Go through the listing and write out all of it exactly.

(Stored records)
——————————

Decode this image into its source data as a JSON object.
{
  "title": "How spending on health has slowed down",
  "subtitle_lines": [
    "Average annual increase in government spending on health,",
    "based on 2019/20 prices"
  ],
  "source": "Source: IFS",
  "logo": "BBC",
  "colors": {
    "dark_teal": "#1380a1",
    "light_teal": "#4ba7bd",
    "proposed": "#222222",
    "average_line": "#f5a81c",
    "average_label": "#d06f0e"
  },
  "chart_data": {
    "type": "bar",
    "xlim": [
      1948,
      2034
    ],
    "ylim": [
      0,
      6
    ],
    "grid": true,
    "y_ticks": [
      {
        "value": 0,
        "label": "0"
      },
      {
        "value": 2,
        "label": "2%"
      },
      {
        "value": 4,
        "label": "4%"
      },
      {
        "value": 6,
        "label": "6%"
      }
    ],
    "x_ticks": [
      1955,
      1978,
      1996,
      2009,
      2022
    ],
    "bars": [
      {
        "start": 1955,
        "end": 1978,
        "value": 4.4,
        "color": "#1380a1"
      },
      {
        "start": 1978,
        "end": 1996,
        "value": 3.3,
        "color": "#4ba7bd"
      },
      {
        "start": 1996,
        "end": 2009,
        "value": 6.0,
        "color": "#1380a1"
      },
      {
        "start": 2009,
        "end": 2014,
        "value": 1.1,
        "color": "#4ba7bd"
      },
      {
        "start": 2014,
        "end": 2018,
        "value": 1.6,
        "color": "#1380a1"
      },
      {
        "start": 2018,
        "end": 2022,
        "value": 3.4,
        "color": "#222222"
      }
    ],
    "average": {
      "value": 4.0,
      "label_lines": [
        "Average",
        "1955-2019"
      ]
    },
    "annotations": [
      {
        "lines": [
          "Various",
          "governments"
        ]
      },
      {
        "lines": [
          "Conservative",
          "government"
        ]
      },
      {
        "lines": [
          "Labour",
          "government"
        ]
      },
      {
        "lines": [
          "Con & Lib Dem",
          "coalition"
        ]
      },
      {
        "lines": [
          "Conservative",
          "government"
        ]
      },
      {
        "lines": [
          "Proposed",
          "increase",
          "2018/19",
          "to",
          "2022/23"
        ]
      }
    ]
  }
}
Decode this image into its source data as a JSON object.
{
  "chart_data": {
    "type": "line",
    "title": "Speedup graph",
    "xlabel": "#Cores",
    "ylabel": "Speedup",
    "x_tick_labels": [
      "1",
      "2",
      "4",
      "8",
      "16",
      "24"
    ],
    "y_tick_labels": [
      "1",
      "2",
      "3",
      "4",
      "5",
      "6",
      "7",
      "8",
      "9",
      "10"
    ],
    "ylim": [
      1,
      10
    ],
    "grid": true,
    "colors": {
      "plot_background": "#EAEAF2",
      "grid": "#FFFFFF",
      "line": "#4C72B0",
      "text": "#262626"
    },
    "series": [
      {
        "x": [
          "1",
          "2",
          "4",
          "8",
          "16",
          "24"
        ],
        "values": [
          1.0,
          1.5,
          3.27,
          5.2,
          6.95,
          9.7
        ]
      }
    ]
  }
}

——————————

§ Answer for the task:
Decode this image into its source data as a JSON object.
{
  "title": "How spending on health has slowed down",
  "subtitle_lines": [
    "Average annual increase in government spending on health,",
    "based on 2019/20 prices"
  ],
  "source": "Source: IFS",
  "logo": "BBC",
  "colors": {
    "dark_teal": "#1380a1",
    "light_teal": "#4ba7bd",
    "proposed": "#222222",
    "average_line": "#f5a81c",
    "average_label": "#d06f0e"
  },
  "chart_data": {
    "type": "bar",
    "xlim": [
      1948,
      2034
    ],
    "ylim": [
      0,
      6
    ],
    "grid": true,
    "y_ticks": [
      {
        "value": 0,
        "label": "0"
      },
      {
        "value": 2,
        "label": "2%"
      },
      {
        "value": 4,
        "label": "4%"
      },
      {
        "value": 6,
        "label": "6%"
      }
    ],
    "x_ticks": [
      1955,
      1978,
      1996,
      2009,
      2022
    ],
    "bars": [
      {
        "start": 1955,
        "end": 1978,
        "value": 4.4,
        "color": "#1380a1"
      },
      {
        "start": 1978,
        "end": 1996,
        "value": 3.3,
        "color": "#4ba7bd"
      },
      {
        "start": 1996,
        "end": 2009,
        "value": 6.0,
        "color": "#1380a1"
      },
      {
        "start": 2009,
        "end": 2014,
        "value": 1.1,
        "color": "#4ba7bd"
      },
      {
        "start": 2014,
        "end": 2018,
        "value": 1.6,
        "color": "#1380a1"
      },
      {
        "start": 2018,
        "end": 2022,
        "value": 3.4,
        "color": "#222222"
      }
    ],
    "average": {
      "value": 4.0,
      "label_lines": [
        "Average",
        "1955-2019"
      ]
    },
    "annotations": [
      {
        "lines": [
          "Various",
          "governments"
        ]
      },
      {
        "lines": [
          "Conservative",
          "government"
        ]
      },
      {
        "lines": [
          "Labour",
          "government"
        ]
      },
      {
        "lines": [
          "Con & Lib Dem",
          "coalition"
        ]
      },
      {
        "lines": [
          "Conservative",
          "government"
        ]
      },
      {
        "lines": [
          "Proposed",
          "increase",
          "2018/19",
          "to",
          "2022/23"
        ]
      }
    ]
  }
}
Decode this image into its source data as a JSON object.
{
  "chart_data": {
    "type": "line",
    "title": "Speedup graph",
    "xlabel": "#Cores",
    "ylabel": "Speedup",
    "x_tick_labels": [
      "1",
      "2",
      "4",
      "8",
      "16",
      "24"
    ],
    "y_tick_labels": [
      "1",
      "2",
      "3",
      "4",
      "5",
      "6",
      "7",
      "8",
      "9",
      "10"
    ],
    "ylim": [
      1,
      10
    ],
    "grid": true,
    "colors": {
      "plot_background": "#EAEAF2",
      "grid": "#FFFFFF",
      "line": "#4C72B0",
      "text": "#262626"
    },
    "series": [
      {
        "x": [
          "1",
          "2",
          "4",
          "8",
          "16",
          "24"
        ],
        "values": [
          1.0,
          1.5,
          3.27,
          5.2,
          6.95,
          9.7
        ]
      }
    ]
  }
}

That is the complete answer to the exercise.